_PROBLEM_: Quote all entries in full, exactly.

Stored data entries:

----------

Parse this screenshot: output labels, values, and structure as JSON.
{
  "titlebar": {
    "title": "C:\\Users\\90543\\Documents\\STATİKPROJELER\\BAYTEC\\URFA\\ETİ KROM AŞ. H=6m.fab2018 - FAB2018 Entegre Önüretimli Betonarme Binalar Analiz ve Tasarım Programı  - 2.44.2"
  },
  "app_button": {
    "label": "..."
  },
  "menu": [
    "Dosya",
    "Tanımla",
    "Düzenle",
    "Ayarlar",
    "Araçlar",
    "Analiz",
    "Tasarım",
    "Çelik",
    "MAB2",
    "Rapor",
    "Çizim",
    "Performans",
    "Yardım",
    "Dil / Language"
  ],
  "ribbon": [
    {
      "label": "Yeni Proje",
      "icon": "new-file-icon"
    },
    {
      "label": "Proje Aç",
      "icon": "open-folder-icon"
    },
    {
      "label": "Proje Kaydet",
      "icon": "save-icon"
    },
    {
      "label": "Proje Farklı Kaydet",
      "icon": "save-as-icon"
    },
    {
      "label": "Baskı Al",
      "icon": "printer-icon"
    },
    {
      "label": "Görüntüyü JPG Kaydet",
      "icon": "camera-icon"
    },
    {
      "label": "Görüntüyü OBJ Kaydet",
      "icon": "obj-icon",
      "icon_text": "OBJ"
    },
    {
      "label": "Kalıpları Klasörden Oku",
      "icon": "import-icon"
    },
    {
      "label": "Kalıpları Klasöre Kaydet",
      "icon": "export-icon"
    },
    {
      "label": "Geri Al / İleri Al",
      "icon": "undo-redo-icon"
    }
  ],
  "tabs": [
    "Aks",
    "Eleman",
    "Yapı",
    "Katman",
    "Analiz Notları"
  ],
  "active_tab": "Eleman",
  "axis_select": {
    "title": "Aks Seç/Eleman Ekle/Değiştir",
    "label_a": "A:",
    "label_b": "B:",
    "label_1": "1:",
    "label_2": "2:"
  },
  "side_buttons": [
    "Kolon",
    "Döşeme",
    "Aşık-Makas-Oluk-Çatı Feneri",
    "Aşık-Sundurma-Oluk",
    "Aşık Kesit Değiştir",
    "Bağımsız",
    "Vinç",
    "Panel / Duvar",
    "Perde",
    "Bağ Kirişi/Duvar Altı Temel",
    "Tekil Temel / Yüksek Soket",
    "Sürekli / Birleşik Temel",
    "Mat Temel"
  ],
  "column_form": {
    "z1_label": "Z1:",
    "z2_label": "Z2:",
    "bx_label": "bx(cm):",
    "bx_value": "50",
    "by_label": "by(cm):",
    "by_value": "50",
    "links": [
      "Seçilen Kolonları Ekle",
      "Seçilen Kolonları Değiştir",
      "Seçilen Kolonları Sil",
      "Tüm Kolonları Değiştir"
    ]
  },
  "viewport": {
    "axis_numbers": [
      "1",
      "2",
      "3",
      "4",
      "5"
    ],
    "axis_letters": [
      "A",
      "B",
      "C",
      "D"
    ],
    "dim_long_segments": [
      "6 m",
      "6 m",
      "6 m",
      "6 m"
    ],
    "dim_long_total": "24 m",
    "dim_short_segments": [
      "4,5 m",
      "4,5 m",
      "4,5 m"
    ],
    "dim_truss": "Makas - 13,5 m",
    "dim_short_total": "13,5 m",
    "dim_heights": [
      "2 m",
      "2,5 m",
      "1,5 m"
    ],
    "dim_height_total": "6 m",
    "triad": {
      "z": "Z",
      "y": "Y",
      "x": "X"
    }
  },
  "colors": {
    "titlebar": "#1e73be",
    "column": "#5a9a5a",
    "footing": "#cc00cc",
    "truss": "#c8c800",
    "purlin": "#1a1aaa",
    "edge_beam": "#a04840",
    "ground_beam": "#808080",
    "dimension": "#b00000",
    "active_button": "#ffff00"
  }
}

----------

_FINISHED ANSWER_:
Parse this screenshot: output labels, values, and structure as JSON.
{
  "titlebar": {
    "title": "C:\\Users\\90543\\Documents\\STATİKPROJELER\\BAYTEC\\URFA\\ETİ KROM AŞ. H=6m.fab2018 - FAB2018 Entegre Önüretimli Betonarme Binalar Analiz ve Tasarım Programı  - 2.44.2"
  },
  "app_button": {
    "label": "..."
  },
  "menu": [
    "Dosya",
    "Tanımla",
    "Düzenle",
    "Ayarlar",
    "Araçlar",
    "Analiz",
    "Tasarım",
    "Çelik",
    "MAB2",
    "Rapor",
    "Çizim",
    "Performans",
    "Yardım",
    "Dil / Language"
  ],
  "ribbon": [
    {
      "label": "Yeni Proje",
      "icon": "new-file-icon"
    },
    {
      "label": "Proje Aç",
      "icon": "open-folder-icon"
    },
    {
      "label": "Proje Kaydet",
      "icon": "save-icon"
    },
    {
      "label": "Proje Farklı Kaydet",
      "icon": "save-as-icon"
    },
    {
      "label": "Baskı Al",
      "icon": "printer-icon"
    },
    {
      "label": "Görüntüyü JPG Kaydet",
      "icon": "camera-icon"
    },
    {
      "label": "Görüntüyü OBJ Kaydet",
      "icon": "obj-icon",
      "icon_text": "OBJ"
    },
    {
      "label": "Kalıpları Klasörden Oku",
      "icon": "import-icon"
    },
    {
      "label": "Kalıpları Klasöre Kaydet",
      "icon": "export-icon"
    },
    {
      "label": "Geri Al / İleri Al",
      "icon": "undo-redo-icon"
    }
  ],
  "tabs": [
    "Aks",
    "Eleman",
    "Yapı",
    "Katman",
    "Analiz Notları"
  ],
  "active_tab": "Eleman",
  "axis_select": {
    "title": "Aks Seç/Eleman Ekle/Değiştir",
    "label_a": "A:",
    "label_b": "B:",
    "label_1": "1:",
    "label_2": "2:"
  },
  "side_buttons": [
    "Kolon",
    "Döşeme",
    "Aşık-Makas-Oluk-Çatı Feneri",
    "Aşık-Sundurma-Oluk",
    "Aşık Kesit Değiştir",
    "Bağımsız",
    "Vinç",
    "Panel / Duvar",
    "Perde",
    "Bağ Kirişi/Duvar Altı Temel",
    "Tekil Temel / Yüksek Soket",
    "Sürekli / Birleşik Temel",
    "Mat Temel"
  ],
  "column_form": {
    "z1_label": "Z1:",
    "z2_label": "Z2:",
    "bx_label": "bx(cm):",
    "bx_value": "50",
    "by_label": "by(cm):",
    "by_value": "50",
    "links": [
      "Seçilen Kolonları Ekle",
      "Seçilen Kolonları Değiştir",
      "Seçilen Kolonları Sil",
      "Tüm Kolonları Değiştir"
    ]
  },
  "viewport": {
    "axis_numbers": [
      "1",
      "2",
      "3",
      "4",
      "5"
    ],
    "axis_letters": [
      "A",
      "B",
      "C",
      "D"
    ],
    "dim_long_segments": [
      "6 m",
      "6 m",
      "6 m",
      "6 m"
    ],
    "dim_long_total": "24 m",
    "dim_short_segments": [
      "4,5 m",
      "4,5 m",
      "4,5 m"
    ],
    "dim_truss": "Makas - 13,5 m",
    "dim_short_total": "13,5 m",
    "dim_heights": [
      "2 m",
      "2,5 m",
      "1,5 m"
    ],
    "dim_height_total": "6 m",
    "triad": {
      "z": "Z",
      "y": "Y",
      "x": "X"
    }
  },
  "colors": {
    "titlebar": "#1e73be",
    "column": "#5a9a5a",
    "footing": "#cc00cc",
    "truss": "#c8c800",
    "purlin": "#1a1aaa",
    "edge_beam": "#a04840",
    "ground_beam": "#808080",
    "dimension": "#b00000",
    "active_button": "#ffff00"
  }
}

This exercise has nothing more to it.